→ Task to complete: Write out the listing below again, precisely as it is given.
==== Task inputs ====
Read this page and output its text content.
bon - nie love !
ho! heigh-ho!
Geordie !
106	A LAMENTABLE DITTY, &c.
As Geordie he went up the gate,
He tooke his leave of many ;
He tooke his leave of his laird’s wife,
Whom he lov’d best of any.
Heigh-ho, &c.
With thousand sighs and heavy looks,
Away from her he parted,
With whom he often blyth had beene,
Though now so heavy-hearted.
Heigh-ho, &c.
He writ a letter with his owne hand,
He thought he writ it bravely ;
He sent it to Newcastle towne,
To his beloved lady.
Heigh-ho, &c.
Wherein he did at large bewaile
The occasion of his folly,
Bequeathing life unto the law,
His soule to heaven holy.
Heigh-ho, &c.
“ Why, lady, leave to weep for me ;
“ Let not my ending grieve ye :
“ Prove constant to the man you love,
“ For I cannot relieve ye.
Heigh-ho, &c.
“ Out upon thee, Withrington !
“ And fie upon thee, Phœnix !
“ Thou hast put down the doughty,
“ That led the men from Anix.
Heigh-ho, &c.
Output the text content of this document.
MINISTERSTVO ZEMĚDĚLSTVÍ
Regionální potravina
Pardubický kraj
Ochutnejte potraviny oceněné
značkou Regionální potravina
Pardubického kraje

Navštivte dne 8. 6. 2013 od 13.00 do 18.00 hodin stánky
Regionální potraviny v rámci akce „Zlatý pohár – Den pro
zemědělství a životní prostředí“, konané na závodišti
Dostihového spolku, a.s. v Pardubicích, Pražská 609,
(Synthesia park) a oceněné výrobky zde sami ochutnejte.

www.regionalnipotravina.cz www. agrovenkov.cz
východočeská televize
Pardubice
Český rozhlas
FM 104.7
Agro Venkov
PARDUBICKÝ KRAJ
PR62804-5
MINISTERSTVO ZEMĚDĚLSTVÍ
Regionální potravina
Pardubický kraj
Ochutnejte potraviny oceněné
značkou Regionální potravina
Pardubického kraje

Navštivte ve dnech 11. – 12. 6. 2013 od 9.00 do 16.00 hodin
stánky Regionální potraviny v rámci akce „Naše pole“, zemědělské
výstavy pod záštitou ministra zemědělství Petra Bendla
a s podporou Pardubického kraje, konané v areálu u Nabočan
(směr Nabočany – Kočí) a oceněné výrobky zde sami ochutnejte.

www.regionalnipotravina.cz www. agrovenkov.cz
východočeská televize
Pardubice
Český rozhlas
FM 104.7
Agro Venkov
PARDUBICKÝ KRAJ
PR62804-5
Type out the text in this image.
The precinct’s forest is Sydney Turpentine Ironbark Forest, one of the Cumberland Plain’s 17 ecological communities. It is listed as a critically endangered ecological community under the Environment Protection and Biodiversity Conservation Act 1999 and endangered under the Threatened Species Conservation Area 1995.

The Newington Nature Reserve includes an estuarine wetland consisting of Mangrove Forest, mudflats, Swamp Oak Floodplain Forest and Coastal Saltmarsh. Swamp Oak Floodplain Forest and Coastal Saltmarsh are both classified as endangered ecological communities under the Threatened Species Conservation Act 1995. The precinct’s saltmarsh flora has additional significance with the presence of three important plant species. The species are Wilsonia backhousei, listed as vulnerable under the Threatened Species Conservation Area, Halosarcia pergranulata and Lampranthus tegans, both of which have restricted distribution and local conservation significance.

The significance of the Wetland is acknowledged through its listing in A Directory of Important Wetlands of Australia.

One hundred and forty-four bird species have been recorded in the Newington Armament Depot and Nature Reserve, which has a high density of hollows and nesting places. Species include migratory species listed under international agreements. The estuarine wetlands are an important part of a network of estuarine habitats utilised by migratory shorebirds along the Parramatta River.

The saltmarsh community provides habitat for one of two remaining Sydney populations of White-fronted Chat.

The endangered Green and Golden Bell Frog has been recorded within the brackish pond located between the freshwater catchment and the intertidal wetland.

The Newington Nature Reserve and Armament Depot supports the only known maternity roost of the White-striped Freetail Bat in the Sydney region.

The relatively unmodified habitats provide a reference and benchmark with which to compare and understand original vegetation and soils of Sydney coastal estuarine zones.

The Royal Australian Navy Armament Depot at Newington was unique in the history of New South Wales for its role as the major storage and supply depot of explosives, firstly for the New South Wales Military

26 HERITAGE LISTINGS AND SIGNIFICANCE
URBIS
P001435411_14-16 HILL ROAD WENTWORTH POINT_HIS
====
→ Answer to the exercise:
Read this page and output its text content.
bon - nie love !
ho! heigh-ho!
Geordie !
106	A LAMENTABLE DITTY, &c.
As Geordie he went up the gate,
He tooke his leave of many ;
He tooke his leave of his laird’s wife,
Whom he lov’d best of any.
Heigh-ho, &c.
With thousand sighs and heavy looks,
Away from her he parted,
With whom he often blyth had beene,
Though now so heavy-hearted.
Heigh-ho, &c.
He writ a letter with his owne hand,
He thought he writ it bravely ;
He sent it to Newcastle towne,
To his beloved lady.
Heigh-ho, &c.
Wherein he did at large bewaile
The occasion of his folly,
Bequeathing life unto the law,
His soule to heaven holy.
Heigh-ho, &c.
“ Why, lady, leave to weep for me ;
“ Let not my ending grieve ye :
“ Prove constant to the man you love,
“ For I cannot relieve ye.
Heigh-ho, &c.
“ Out upon thee, Withrington !
“ And fie upon thee, Phœnix !
“ Thou hast put down the doughty,
“ That led the men from Anix.
Heigh-ho, &c.
Output the text content of this document.
MINISTERSTVO ZEMĚDĚLSTVÍ
Regionální potravina
Pardubický kraj
Ochutnejte potraviny oceněné
značkou Regionální potravina
Pardubického kraje

Navštivte dne 8. 6. 2013 od 13.00 do 18.00 hodin stánky
Regionální potraviny v rámci akce „Zlatý pohár – Den pro
zemědělství a životní prostředí“, konané na závodišti
Dostihového spolku, a.s. v Pardubicích, Pražská 609,
(Synthesia park) a oceněné výrobky zde sami ochutnejte.

www.regionalnipotravina.cz www. agrovenkov.cz
východočeská televize
Pardubice
Český rozhlas
FM 104.7
Agro Venkov
PARDUBICKÝ KRAJ
PR62804-5
MINISTERSTVO ZEMĚDĚLSTVÍ
Regionální potravina
Pardubický kraj
Ochutnejte potraviny oceněné
značkou Regionální potravina
Pardubického kraje

Navštivte ve dnech 11. – 12. 6. 2013 od 9.00 do 16.00 hodin
stánky Regionální potraviny v rámci akce „Naše pole“, zemědělské
výstavy pod záštitou ministra zemědělství Petra Bendla
a s podporou Pardubického kraje, konané v areálu u Nabočan
(směr Nabočany – Kočí) a oceněné výrobky zde sami ochutnejte.

www.regionalnipotravina.cz www. agrovenkov.cz
východočeská televize
Pardubice
Český rozhlas
FM 104.7
Agro Venkov
PARDUBICKÝ KRAJ
PR62804-5
Type out the text in this image.
The precinct’s forest is Sydney Turpentine Ironbark Forest, one of the Cumberland Plain’s 17 ecological communities. It is listed as a critically endangered ecological community under the Environment Protection and Biodiversity Conservation Act 1999 and endangered under the Threatened Species Conservation Area 1995.

The Newington Nature Reserve includes an estuarine wetland consisting of Mangrove Forest, mudflats, Swamp Oak Floodplain Forest and Coastal Saltmarsh. Swamp Oak Floodplain Forest and Coastal Saltmarsh are both classified as endangered ecological communities under the Threatened Species Conservation Act 1995. The precinct’s saltmarsh flora has additional significance with the presence of three important plant species. The species are Wilsonia backhousei, listed as vulnerable under the Threatened Species Conservation Area, Halosarcia pergranulata and Lampranthus tegans, both of which have restricted distribution and local conservation significance.

The significance of the Wetland is acknowledged through its listing in A Directory of Important Wetlands of Australia.

One hundred and forty-four bird species have been recorded in the Newington Armament Depot and Nature Reserve, which has a high density of hollows and nesting places. Species include migratory species listed under international agreements. The estuarine wetlands are an important part of a network of estuarine habitats utilised by migratory shorebirds along the Parramatta River.

The saltmarsh community provides habitat for one of two remaining Sydney populations of White-fronted Chat.

The endangered Green and Golden Bell Frog has been recorded within the brackish pond located between the freshwater catchment and the intertidal wetland.

The Newington Nature Reserve and Armament Depot supports the only known maternity roost of the White-striped Freetail Bat in the Sydney region.

The relatively unmodified habitats provide a reference and benchmark with which to compare and understand original vegetation and soils of Sydney coastal estuarine zones.

The Royal Australian Navy Armament Depot at Newington was unique in the history of New South Wales for its role as the major storage and supply depot of explosives, firstly for the New South Wales Military

26 HERITAGE LISTINGS AND SIGNIFICANCE
URBIS
P001435411_14-16 HILL ROAD WENTWORTH POINT_HIS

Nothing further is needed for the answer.